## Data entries
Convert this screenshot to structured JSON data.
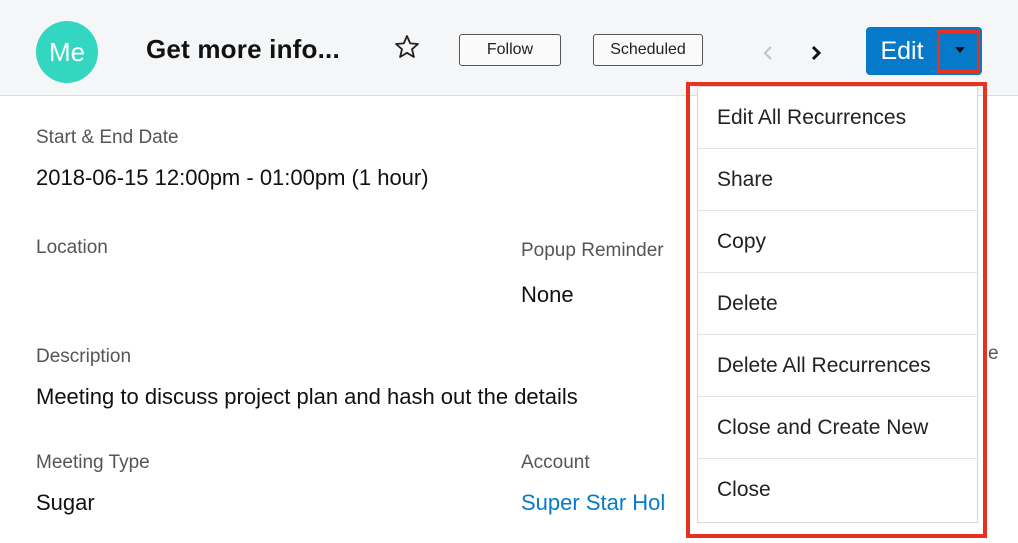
{
  "header": {
    "avatar_text": "Me",
    "title": "Get more info...",
    "follow_label": "Follow",
    "status_label": "Scheduled",
    "edit_label": "Edit"
  },
  "fields": {
    "start_end_label": "Start & End Date",
    "start_end_value": "2018-06-15 12:00pm - 01:00pm (1 hour)",
    "location_label": "Location",
    "popup_reminder_label": "Popup Reminder",
    "popup_reminder_value": "None",
    "description_label": "Description",
    "description_value": "Meeting to discuss project plan and hash out the details",
    "meeting_type_label": "Meeting Type",
    "meeting_type_value": "Sugar",
    "account_label": "Account",
    "account_value": "Super Star Hol",
    "partial_label_fragment": "e"
  },
  "menu": {
    "items": [
      "Edit All Recurrences",
      "Share",
      "Copy",
      "Delete",
      "Delete All Recurrences",
      "Close and Create New",
      "Close"
    ]
  },
  "colors": {
    "avatar": "#33d6c0",
    "primary_button": "#0679c8",
    "highlight": "#e8321f",
    "link": "#0679c8"
  },
  "icons": {
    "favorite": "star-icon",
    "previous": "chevron-left-icon",
    "next": "chevron-right-icon",
    "actions": "caret-down-icon"
  }
}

## Task details
From the material above, reproduce everything verbatim except the pictures.

## Written solution
Convert this screenshot to structured JSON data.
{
  "header": {
    "avatar_text": "Me",
    "title": "Get more info...",
    "follow_label": "Follow",
    "status_label": "Scheduled",
    "edit_label": "Edit"
  },
  "fields": {
    "start_end_label": "Start & End Date",
    "start_end_value": "2018-06-15 12:00pm - 01:00pm (1 hour)",
    "location_label": "Location",
    "popup_reminder_label": "Popup Reminder",
    "popup_reminder_value": "None",
    "description_label": "Description",
    "description_value": "Meeting to discuss project plan and hash out the details",
    "meeting_type_label": "Meeting Type",
    "meeting_type_value": "Sugar",
    "account_label": "Account",
    "account_value": "Super Star Hol",
    "partial_label_fragment": "e"
  },
  "menu": {
    "items": [
      "Edit All Recurrences",
      "Share",
      "Copy",
      "Delete",
      "Delete All Recurrences",
      "Close and Create New",
      "Close"
    ]
  },
  "colors": {
    "avatar": "#33d6c0",
    "primary_button": "#0679c8",
    "highlight": "#e8321f",
    "link": "#0679c8"
  },
  "icons": {
    "favorite": "star-icon",
    "previous": "chevron-left-icon",
    "next": "chevron-right-icon",
    "actions": "caret-down-icon"
  }
}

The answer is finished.